=== Task brief ===
A faithful transcription of all the data is required.

======

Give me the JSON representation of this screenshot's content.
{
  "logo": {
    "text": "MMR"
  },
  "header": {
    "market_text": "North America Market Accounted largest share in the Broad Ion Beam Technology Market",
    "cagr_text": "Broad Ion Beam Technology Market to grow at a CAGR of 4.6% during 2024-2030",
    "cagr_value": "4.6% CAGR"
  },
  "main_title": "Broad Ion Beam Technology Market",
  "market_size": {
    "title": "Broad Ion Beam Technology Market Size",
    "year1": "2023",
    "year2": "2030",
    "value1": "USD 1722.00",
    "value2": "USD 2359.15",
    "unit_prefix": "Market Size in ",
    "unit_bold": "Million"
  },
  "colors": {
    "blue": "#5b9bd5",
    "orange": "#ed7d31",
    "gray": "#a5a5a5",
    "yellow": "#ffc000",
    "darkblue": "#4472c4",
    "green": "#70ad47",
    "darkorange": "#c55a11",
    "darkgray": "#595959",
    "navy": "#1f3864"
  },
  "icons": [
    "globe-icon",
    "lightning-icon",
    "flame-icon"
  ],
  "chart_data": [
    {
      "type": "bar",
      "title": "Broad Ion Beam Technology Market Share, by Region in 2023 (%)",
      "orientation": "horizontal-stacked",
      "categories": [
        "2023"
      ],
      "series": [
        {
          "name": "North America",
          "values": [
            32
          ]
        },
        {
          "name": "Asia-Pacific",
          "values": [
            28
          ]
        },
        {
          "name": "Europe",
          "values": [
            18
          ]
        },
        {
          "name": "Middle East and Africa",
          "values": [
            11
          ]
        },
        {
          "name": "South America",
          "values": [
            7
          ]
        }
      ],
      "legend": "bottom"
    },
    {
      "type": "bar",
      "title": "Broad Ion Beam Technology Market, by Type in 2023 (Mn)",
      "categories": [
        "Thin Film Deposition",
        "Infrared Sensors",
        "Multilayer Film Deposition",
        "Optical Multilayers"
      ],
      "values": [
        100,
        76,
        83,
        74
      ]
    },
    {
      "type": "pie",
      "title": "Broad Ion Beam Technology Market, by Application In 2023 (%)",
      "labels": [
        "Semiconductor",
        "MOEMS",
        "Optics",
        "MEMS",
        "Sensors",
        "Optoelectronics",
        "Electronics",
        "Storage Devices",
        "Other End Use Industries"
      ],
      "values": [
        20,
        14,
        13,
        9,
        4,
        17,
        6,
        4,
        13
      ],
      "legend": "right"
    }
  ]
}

======

=== Response to this exercise ===
Give me the JSON representation of this screenshot's content.
{
  "logo": {
    "text": "MMR"
  },
  "header": {
    "market_text": "North America Market Accounted largest share in the Broad Ion Beam Technology Market",
    "cagr_text": "Broad Ion Beam Technology Market to grow at a CAGR of 4.6% during 2024-2030",
    "cagr_value": "4.6% CAGR"
  },
  "main_title": "Broad Ion Beam Technology Market",
  "market_size": {
    "title": "Broad Ion Beam Technology Market Size",
    "year1": "2023",
    "year2": "2030",
    "value1": "USD 1722.00",
    "value2": "USD 2359.15",
    "unit_prefix": "Market Size in ",
    "unit_bold": "Million"
  },
  "colors": {
    "blue": "#5b9bd5",
    "orange": "#ed7d31",
    "gray": "#a5a5a5",
    "yellow": "#ffc000",
    "darkblue": "#4472c4",
    "green": "#70ad47",
    "darkorange": "#c55a11",
    "darkgray": "#595959",
    "navy": "#1f3864"
  },
  "icons": [
    "globe-icon",
    "lightning-icon",
    "flame-icon"
  ],
  "chart_data": [
    {
      "type": "bar",
      "title": "Broad Ion Beam Technology Market Share, by Region in 2023 (%)",
      "orientation": "horizontal-stacked",
      "categories": [
        "2023"
      ],
      "series": [
        {
          "name": "North America",
          "values": [
            32
          ]
        },
        {
          "name": "Asia-Pacific",
          "values": [
            28
          ]
        },
        {
          "name": "Europe",
          "values": [
            18
          ]
        },
        {
          "name": "Middle East and Africa",
          "values": [
            11
          ]
        },
        {
          "name": "South America",
          "values": [
            7
          ]
        }
      ],
      "legend": "bottom"
    },
    {
      "type": "bar",
      "title": "Broad Ion Beam Technology Market, by Type in 2023 (Mn)",
      "categories": [
        "Thin Film Deposition",
        "Infrared Sensors",
        "Multilayer Film Deposition",
        "Optical Multilayers"
      ],
      "values": [
        100,
        76,
        83,
        74
      ]
    },
    {
      "type": "pie",
      "title": "Broad Ion Beam Technology Market, by Application In 2023 (%)",
      "labels": [
        "Semiconductor",
        "MOEMS",
        "Optics",
        "MEMS",
        "Sensors",
        "Optoelectronics",
        "Electronics",
        "Storage Devices",
        "Other End Use Industries"
      ],
      "values": [
        20,
        14,
        13,
        9,
        4,
        17,
        6,
        4,
        13
      ],
      "legend": "right"
    }
  ]
}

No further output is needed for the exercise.